- PROBLEM
Gather from the material every line that contains the string "values".

Figure record listings:
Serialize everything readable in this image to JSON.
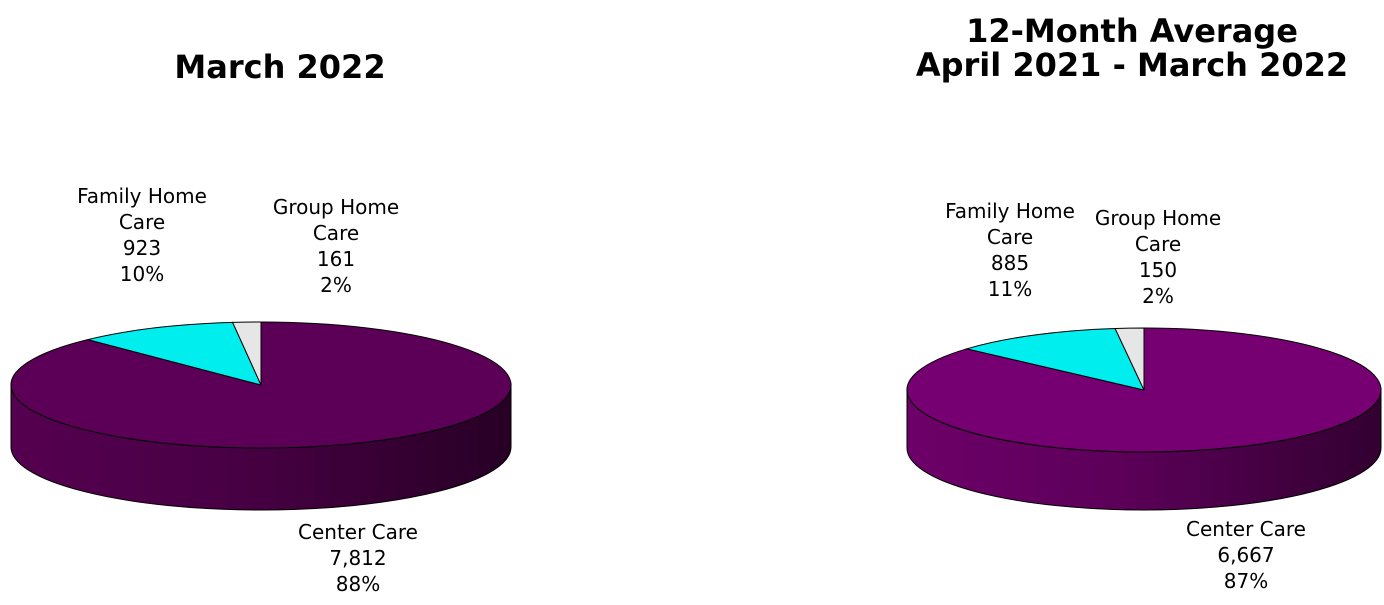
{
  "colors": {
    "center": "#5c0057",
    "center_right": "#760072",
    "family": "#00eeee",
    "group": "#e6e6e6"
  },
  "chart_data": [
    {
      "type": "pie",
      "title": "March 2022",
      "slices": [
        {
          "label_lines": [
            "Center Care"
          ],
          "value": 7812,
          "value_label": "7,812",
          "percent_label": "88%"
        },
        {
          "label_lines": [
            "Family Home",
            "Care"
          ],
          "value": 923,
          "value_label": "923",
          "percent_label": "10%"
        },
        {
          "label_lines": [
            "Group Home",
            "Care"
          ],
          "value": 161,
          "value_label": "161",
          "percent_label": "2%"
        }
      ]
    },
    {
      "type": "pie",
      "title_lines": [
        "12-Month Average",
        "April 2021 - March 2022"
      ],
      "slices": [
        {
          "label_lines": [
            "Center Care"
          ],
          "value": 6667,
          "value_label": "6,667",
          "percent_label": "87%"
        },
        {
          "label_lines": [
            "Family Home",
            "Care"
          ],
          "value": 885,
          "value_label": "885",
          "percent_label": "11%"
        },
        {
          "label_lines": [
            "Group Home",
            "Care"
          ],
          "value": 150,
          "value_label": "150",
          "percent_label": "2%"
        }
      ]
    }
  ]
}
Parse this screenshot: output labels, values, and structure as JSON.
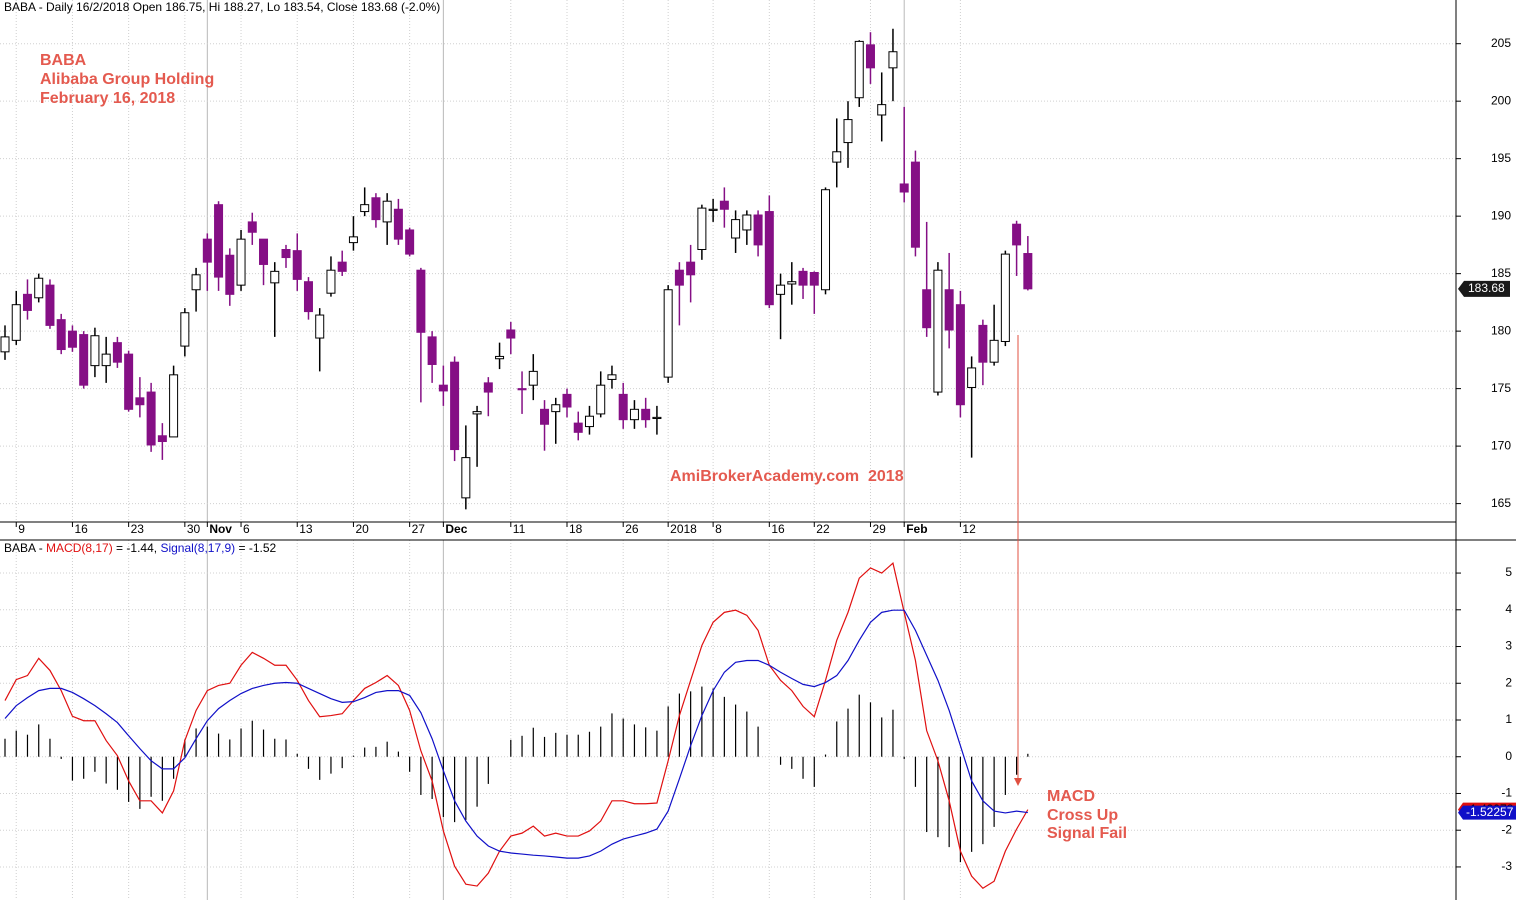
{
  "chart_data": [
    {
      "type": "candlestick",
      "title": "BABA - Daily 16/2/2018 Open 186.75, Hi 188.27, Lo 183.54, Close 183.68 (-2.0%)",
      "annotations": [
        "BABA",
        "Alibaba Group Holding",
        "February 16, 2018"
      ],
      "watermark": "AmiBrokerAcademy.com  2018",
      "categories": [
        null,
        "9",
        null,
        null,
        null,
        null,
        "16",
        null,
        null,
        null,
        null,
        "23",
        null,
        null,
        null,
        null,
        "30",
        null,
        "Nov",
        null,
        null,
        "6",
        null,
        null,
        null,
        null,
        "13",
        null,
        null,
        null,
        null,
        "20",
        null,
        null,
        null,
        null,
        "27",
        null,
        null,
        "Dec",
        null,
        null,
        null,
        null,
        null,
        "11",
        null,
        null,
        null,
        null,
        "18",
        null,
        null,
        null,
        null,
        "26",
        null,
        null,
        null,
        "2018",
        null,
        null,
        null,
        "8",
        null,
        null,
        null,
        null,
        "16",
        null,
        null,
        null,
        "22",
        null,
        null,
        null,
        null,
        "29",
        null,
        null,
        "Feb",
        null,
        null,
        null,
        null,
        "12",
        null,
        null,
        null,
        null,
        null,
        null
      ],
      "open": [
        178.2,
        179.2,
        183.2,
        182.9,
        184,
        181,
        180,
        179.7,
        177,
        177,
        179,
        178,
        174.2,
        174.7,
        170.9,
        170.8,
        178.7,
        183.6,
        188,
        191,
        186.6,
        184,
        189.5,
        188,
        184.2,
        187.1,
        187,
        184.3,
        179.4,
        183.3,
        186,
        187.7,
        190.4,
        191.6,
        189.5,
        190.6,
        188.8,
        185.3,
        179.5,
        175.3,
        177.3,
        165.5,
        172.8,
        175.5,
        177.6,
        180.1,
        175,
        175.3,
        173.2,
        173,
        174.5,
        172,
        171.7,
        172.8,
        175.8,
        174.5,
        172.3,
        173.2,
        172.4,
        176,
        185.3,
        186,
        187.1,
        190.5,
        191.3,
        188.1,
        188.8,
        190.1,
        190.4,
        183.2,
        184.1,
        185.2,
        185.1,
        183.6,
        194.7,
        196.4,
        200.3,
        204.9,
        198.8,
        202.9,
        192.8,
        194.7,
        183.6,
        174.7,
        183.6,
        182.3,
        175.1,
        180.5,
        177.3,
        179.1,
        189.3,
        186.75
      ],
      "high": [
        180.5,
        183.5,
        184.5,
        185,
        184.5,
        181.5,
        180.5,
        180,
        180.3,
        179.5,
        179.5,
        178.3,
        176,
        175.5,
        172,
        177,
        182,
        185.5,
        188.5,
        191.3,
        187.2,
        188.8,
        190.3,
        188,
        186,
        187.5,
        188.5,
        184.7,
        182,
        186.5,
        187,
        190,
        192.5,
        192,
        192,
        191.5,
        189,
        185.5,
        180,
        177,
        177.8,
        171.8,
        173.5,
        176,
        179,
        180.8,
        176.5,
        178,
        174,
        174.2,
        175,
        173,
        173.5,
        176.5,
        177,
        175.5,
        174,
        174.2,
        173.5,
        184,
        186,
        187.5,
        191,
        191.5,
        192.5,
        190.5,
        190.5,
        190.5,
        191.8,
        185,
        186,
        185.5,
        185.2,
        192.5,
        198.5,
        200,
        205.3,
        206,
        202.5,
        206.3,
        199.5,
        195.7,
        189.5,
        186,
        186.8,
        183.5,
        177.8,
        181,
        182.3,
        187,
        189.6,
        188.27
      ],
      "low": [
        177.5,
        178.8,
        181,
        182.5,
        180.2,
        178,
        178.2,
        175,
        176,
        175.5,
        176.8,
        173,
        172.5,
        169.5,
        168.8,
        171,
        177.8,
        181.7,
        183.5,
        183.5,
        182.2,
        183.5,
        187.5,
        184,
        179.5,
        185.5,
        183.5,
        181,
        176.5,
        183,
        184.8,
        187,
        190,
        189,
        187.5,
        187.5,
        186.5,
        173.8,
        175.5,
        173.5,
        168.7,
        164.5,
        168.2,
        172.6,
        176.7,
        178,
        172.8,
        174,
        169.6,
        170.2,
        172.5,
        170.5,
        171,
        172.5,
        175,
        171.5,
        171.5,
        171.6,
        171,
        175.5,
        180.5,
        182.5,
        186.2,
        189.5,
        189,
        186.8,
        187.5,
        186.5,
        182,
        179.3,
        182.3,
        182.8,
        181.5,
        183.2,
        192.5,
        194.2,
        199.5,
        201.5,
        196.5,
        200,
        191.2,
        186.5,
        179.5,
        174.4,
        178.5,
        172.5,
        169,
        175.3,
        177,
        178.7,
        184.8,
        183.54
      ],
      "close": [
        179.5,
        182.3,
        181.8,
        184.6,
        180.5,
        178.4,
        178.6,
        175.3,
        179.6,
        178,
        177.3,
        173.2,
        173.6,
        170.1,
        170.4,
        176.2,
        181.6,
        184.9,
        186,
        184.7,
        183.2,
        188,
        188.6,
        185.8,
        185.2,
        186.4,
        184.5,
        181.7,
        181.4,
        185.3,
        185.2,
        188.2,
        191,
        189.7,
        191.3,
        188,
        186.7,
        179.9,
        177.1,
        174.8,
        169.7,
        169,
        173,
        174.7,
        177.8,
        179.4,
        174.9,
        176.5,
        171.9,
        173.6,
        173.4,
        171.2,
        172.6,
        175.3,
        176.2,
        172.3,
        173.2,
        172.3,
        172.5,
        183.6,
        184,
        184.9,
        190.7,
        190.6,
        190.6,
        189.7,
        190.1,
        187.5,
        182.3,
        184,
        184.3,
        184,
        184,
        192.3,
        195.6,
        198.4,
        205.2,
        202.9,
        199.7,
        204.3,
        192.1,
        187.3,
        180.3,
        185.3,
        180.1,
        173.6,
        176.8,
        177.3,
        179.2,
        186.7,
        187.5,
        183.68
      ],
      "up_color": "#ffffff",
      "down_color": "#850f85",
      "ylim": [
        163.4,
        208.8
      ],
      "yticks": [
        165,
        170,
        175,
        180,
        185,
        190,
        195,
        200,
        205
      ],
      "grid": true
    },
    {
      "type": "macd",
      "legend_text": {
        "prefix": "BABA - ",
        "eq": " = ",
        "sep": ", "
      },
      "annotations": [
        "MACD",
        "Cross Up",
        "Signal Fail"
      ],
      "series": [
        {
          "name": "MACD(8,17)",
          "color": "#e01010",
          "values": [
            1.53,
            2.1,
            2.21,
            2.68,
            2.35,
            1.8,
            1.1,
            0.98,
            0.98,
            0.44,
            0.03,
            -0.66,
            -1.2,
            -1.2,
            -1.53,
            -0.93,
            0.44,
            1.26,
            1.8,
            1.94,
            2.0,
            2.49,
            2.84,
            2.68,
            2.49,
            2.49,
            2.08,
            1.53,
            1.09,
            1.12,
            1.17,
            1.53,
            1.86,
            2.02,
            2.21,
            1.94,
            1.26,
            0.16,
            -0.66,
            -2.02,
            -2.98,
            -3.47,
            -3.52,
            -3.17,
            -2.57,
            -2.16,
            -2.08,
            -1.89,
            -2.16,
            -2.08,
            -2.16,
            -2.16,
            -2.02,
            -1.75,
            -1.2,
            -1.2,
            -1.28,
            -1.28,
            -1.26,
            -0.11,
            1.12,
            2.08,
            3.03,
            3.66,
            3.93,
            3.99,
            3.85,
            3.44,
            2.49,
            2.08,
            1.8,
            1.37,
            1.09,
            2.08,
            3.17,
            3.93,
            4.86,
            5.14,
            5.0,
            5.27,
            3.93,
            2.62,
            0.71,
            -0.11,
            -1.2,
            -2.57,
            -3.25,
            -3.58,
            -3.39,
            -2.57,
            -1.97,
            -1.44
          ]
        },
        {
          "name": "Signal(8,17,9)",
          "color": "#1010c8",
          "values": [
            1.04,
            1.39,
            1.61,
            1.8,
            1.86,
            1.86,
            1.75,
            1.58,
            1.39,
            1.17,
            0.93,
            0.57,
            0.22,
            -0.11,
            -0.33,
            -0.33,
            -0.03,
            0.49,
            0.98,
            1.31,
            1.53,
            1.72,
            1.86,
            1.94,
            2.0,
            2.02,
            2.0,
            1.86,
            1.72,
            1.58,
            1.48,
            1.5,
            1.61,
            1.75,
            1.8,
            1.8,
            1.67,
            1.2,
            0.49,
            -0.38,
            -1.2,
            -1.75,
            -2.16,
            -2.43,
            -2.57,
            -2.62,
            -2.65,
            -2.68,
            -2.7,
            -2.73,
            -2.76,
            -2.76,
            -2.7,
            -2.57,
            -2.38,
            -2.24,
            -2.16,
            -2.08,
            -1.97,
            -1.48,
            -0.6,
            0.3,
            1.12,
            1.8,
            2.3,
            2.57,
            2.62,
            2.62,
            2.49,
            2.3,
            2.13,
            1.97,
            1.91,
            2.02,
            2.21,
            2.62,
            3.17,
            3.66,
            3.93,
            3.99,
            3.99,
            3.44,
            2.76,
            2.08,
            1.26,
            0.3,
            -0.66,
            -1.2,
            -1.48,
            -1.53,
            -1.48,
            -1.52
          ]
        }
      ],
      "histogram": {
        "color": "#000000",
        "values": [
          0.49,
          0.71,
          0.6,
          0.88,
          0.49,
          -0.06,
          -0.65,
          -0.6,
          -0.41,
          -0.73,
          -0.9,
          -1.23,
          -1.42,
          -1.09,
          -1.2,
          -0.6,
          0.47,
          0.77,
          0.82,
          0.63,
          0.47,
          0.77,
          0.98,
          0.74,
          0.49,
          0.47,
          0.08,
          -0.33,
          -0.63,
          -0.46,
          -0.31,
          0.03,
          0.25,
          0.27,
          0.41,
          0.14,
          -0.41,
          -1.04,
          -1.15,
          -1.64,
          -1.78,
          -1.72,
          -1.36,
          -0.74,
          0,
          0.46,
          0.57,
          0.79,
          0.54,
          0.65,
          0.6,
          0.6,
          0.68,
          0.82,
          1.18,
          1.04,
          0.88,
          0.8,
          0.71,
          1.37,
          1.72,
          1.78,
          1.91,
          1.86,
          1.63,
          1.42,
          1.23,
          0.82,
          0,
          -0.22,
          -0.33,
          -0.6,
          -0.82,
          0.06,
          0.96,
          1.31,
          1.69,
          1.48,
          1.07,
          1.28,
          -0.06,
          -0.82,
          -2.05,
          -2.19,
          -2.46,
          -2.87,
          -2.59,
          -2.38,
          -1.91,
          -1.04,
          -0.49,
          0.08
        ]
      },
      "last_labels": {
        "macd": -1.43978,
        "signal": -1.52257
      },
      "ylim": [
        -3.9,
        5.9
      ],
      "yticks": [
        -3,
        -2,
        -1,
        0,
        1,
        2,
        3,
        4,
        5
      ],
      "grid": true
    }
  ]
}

- EXPECTED ANSWER
Parse this screenshot: output labels, values, and structure as JSON.
          "values": [
          "values": [
        "values": [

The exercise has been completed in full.